===== Records to process

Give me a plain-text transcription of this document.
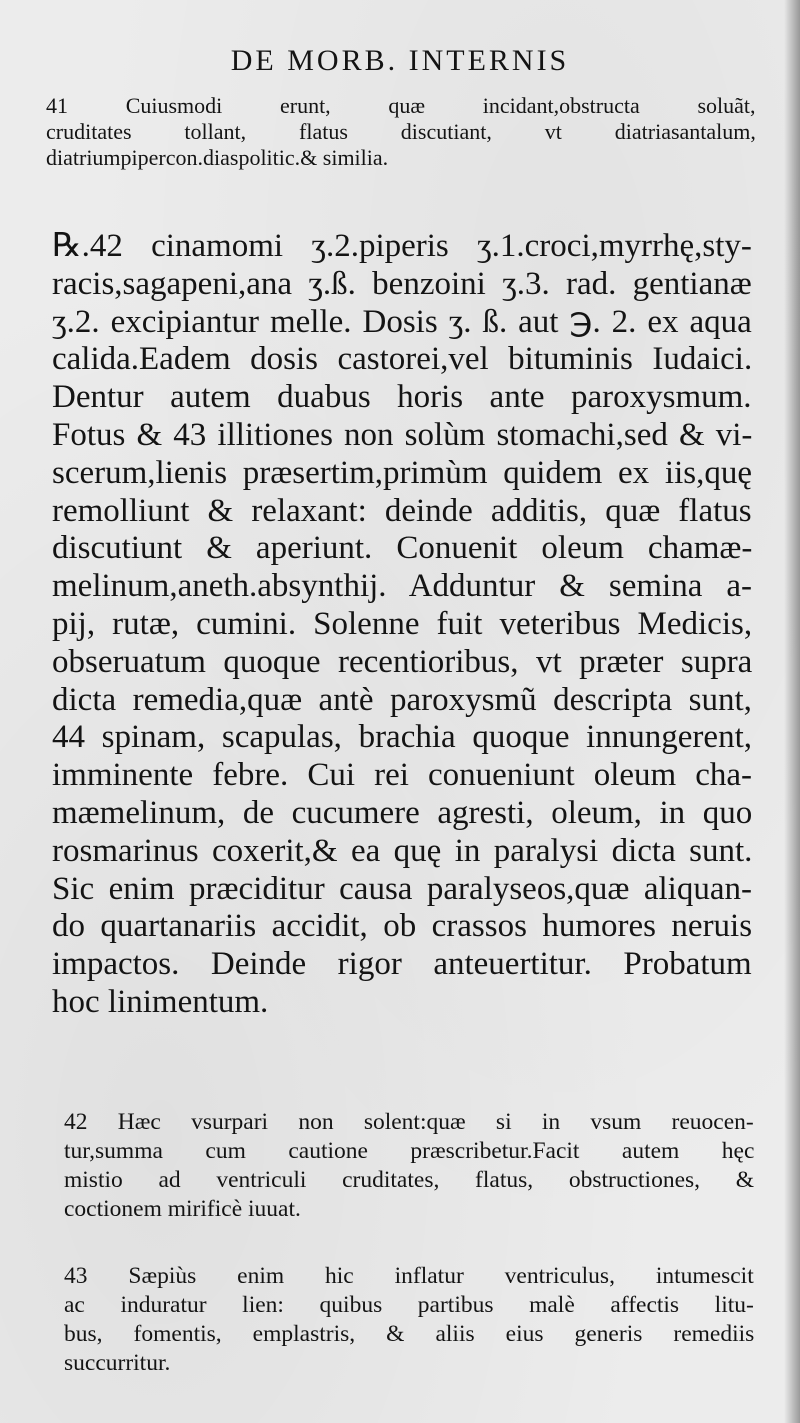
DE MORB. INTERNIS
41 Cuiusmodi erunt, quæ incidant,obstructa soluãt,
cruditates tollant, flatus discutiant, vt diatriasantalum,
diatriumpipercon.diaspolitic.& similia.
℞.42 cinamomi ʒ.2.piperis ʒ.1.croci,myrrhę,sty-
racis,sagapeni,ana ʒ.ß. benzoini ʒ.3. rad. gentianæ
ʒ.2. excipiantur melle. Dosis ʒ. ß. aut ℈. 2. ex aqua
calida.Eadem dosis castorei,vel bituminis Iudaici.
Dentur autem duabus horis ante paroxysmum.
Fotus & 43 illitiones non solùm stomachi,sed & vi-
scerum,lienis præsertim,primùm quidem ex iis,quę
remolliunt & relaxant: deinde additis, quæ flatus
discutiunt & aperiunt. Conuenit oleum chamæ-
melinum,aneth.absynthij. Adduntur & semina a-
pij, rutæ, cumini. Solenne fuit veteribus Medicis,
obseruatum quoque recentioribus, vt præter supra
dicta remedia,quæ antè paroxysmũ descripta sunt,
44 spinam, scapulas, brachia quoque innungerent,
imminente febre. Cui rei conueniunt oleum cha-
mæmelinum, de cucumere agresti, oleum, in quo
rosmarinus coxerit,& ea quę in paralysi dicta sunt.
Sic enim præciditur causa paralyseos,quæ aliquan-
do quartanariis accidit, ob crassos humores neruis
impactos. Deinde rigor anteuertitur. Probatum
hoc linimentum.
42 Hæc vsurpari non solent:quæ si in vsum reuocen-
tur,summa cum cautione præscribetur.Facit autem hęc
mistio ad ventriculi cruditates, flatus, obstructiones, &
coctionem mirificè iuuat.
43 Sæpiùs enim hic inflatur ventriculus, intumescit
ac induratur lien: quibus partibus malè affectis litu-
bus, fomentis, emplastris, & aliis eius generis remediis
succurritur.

==========

**Work required**
Transcribe the listing in full and omit the pictures.

**Result for this exercise**
Give me a plain-text transcription of this document.
DE MORB. INTERNIS
41 Cuiusmodi erunt, quæ incidant,obstructa soluãt,
cruditates tollant, flatus discutiant, vt diatriasantalum,
diatriumpipercon.diaspolitic.& similia.
℞.42 cinamomi ʒ.2.piperis ʒ.1.croci,myrrhę,sty-
racis,sagapeni,ana ʒ.ß. benzoini ʒ.3. rad. gentianæ
ʒ.2. excipiantur melle. Dosis ʒ. ß. aut ℈. 2. ex aqua
calida.Eadem dosis castorei,vel bituminis Iudaici.
Dentur autem duabus horis ante paroxysmum.
Fotus & 43 illitiones non solùm stomachi,sed & vi-
scerum,lienis præsertim,primùm quidem ex iis,quę
remolliunt & relaxant: deinde additis, quæ flatus
discutiunt & aperiunt. Conuenit oleum chamæ-
melinum,aneth.absynthij. Adduntur & semina a-
pij, rutæ, cumini. Solenne fuit veteribus Medicis,
obseruatum quoque recentioribus, vt præter supra
dicta remedia,quæ antè paroxysmũ descripta sunt,
44 spinam, scapulas, brachia quoque innungerent,
imminente febre. Cui rei conueniunt oleum cha-
mæmelinum, de cucumere agresti, oleum, in quo
rosmarinus coxerit,& ea quę in paralysi dicta sunt.
Sic enim præciditur causa paralyseos,quæ aliquan-
do quartanariis accidit, ob crassos humores neruis
impactos. Deinde rigor anteuertitur. Probatum
hoc linimentum.
42 Hæc vsurpari non solent:quæ si in vsum reuocen-
tur,summa cum cautione præscribetur.Facit autem hęc
mistio ad ventriculi cruditates, flatus, obstructiones, &
coctionem mirificè iuuat.
43 Sæpiùs enim hic inflatur ventriculus, intumescit
ac induratur lien: quibus partibus malè affectis litu-
bus, fomentis, emplastris, & aliis eius generis remediis
succurritur.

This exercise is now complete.